[Your instructions] Copy each line of the data below with the word "Glückgraben".

[Source records]
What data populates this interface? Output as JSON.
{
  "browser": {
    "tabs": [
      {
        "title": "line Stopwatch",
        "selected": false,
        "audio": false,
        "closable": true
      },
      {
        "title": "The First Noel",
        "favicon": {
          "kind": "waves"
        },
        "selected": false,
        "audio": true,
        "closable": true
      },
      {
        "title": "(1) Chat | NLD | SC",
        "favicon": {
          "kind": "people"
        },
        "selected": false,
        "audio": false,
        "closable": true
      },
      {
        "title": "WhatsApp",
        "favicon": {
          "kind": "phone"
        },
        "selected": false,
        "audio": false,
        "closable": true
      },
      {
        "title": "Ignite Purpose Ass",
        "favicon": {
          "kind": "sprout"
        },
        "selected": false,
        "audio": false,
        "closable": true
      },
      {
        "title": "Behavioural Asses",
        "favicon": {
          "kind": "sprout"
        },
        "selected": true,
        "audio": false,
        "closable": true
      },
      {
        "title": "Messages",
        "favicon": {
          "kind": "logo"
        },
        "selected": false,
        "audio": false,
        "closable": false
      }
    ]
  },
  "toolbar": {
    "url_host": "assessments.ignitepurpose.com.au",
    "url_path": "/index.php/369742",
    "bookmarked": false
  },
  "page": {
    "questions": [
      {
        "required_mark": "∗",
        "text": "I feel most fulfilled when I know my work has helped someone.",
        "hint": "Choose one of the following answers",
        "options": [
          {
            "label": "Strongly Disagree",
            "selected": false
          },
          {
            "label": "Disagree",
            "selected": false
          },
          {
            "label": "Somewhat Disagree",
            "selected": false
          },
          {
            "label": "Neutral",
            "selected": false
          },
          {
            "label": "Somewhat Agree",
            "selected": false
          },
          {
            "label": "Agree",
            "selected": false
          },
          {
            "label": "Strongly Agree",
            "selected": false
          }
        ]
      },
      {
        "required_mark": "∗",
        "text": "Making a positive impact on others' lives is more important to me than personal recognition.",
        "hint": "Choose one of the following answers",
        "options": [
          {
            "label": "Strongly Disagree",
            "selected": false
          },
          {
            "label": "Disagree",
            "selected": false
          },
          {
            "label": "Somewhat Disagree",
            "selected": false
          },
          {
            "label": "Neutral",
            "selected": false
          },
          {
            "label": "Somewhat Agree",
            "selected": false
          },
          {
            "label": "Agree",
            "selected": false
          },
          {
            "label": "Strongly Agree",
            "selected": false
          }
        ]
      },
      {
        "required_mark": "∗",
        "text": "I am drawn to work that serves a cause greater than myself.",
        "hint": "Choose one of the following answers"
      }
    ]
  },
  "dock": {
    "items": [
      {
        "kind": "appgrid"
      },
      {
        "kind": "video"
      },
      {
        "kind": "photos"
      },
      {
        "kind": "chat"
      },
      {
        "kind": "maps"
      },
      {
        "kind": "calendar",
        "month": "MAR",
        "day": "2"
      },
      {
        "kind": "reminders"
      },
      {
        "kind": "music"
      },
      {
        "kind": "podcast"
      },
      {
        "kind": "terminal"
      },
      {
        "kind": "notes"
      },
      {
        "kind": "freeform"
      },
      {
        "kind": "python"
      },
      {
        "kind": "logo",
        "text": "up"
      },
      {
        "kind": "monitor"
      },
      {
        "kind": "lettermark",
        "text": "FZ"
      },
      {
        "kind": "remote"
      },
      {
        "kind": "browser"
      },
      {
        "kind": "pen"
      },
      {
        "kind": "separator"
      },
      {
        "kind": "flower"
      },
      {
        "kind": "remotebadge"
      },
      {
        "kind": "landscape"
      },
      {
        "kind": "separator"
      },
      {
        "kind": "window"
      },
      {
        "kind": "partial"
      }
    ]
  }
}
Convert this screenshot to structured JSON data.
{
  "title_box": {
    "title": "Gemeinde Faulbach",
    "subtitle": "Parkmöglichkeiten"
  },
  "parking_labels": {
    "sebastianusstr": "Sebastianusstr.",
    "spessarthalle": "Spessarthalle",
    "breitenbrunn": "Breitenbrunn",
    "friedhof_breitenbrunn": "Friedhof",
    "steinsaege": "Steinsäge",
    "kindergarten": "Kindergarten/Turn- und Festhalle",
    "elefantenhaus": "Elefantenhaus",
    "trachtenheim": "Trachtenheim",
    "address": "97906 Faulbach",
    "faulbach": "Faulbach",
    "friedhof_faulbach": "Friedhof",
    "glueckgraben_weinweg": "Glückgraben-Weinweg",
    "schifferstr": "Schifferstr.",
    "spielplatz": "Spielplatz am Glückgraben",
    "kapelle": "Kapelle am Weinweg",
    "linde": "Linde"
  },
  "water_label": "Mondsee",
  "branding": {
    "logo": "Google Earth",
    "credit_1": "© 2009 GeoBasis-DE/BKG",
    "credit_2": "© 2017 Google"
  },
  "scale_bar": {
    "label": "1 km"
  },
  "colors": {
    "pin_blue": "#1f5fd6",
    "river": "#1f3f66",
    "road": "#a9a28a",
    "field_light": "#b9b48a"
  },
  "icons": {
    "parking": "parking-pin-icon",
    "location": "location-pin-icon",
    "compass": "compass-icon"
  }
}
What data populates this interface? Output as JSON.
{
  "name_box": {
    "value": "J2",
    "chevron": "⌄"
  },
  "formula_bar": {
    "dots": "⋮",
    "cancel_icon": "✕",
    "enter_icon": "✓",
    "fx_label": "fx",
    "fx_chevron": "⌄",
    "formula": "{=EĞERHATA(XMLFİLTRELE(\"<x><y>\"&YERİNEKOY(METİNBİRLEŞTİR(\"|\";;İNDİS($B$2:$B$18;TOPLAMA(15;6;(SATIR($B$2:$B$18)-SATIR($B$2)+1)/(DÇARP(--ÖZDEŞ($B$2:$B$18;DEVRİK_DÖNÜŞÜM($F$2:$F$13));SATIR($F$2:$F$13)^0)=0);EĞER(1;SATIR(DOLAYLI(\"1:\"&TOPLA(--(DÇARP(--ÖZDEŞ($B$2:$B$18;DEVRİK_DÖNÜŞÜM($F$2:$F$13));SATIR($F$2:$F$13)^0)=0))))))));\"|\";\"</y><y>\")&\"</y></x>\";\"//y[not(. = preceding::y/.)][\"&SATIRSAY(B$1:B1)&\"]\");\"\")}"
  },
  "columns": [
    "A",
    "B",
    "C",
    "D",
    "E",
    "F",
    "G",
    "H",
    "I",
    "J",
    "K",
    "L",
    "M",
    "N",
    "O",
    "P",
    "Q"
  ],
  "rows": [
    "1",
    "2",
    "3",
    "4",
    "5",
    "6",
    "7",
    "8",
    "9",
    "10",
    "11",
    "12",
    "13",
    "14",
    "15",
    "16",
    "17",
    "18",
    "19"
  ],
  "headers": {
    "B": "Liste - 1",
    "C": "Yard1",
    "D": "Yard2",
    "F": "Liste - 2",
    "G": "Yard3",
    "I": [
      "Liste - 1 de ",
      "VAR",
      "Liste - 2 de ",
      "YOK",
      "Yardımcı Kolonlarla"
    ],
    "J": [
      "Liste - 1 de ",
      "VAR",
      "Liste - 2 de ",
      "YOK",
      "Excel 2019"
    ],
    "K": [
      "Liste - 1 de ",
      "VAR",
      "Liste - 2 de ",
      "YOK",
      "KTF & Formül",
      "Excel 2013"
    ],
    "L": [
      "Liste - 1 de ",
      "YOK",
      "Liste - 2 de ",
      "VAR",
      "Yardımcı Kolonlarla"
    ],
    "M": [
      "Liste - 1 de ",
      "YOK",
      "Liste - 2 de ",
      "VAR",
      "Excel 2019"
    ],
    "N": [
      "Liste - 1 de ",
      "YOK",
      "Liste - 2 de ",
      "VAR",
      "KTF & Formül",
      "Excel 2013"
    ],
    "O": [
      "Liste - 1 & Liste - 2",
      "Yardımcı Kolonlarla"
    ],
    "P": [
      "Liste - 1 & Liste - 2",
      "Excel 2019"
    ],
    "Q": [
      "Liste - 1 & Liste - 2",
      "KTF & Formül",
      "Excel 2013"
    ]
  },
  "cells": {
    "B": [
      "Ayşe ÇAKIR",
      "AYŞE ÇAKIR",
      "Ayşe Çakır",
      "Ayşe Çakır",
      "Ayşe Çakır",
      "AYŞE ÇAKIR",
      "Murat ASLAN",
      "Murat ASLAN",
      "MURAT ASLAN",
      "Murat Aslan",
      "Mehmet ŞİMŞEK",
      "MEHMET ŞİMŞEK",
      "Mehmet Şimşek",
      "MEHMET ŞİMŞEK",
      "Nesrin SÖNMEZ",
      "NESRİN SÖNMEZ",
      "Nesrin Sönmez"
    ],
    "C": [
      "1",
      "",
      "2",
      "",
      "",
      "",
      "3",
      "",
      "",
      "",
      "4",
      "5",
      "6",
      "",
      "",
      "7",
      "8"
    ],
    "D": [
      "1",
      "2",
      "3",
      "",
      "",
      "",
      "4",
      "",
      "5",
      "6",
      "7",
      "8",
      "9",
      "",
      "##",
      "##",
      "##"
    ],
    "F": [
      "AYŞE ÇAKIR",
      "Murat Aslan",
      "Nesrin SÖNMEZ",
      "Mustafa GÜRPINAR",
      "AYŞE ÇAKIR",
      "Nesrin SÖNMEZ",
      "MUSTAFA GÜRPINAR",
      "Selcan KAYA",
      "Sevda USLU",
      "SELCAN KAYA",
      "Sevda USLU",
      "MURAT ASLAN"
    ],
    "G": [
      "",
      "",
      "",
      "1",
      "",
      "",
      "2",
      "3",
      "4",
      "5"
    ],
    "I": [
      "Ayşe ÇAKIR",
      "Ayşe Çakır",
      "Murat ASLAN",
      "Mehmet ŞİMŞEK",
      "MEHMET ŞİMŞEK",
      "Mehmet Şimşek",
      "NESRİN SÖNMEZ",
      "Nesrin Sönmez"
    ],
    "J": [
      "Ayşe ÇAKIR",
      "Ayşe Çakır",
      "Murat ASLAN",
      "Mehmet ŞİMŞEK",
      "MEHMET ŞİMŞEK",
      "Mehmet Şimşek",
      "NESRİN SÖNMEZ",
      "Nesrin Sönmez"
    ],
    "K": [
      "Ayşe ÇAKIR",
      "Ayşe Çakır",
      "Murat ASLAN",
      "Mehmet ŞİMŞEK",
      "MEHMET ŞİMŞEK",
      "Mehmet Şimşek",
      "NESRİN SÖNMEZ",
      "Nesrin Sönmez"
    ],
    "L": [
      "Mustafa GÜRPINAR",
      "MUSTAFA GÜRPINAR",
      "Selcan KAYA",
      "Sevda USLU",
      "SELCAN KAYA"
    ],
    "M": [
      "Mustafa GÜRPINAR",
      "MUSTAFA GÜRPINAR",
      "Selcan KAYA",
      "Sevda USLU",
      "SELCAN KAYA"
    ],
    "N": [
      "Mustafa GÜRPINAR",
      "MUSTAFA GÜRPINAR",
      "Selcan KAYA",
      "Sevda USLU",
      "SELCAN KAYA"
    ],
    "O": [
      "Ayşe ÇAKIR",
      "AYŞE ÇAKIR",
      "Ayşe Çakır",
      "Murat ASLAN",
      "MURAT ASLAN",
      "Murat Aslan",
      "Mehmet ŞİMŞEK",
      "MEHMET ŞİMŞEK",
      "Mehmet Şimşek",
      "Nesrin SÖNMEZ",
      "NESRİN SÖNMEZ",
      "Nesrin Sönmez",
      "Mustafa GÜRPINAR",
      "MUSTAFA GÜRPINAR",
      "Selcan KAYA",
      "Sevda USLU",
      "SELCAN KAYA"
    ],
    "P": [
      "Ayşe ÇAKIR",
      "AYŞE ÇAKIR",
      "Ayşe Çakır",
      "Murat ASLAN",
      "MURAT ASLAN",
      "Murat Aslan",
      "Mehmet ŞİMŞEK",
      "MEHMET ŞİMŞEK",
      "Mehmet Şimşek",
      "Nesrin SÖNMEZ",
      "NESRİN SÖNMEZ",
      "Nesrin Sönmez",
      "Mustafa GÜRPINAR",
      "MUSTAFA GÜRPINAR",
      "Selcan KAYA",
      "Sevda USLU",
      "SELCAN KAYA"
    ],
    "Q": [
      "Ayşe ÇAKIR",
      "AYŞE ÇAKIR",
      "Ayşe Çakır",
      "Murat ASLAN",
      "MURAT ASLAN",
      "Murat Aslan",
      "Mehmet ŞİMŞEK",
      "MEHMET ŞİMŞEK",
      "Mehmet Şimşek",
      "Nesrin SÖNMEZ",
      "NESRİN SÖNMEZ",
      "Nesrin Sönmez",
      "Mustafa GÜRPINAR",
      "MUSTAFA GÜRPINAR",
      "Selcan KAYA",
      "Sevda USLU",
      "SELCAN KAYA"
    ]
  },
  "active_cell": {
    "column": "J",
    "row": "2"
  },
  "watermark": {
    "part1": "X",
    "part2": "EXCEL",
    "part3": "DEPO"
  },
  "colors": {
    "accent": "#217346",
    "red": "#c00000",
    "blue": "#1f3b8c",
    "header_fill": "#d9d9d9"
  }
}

[Solved exercise]
    "glueckgraben_weinweg": "Glückgraben-Weinweg",
    "spielplatz": "Spielplatz am Glückgraben",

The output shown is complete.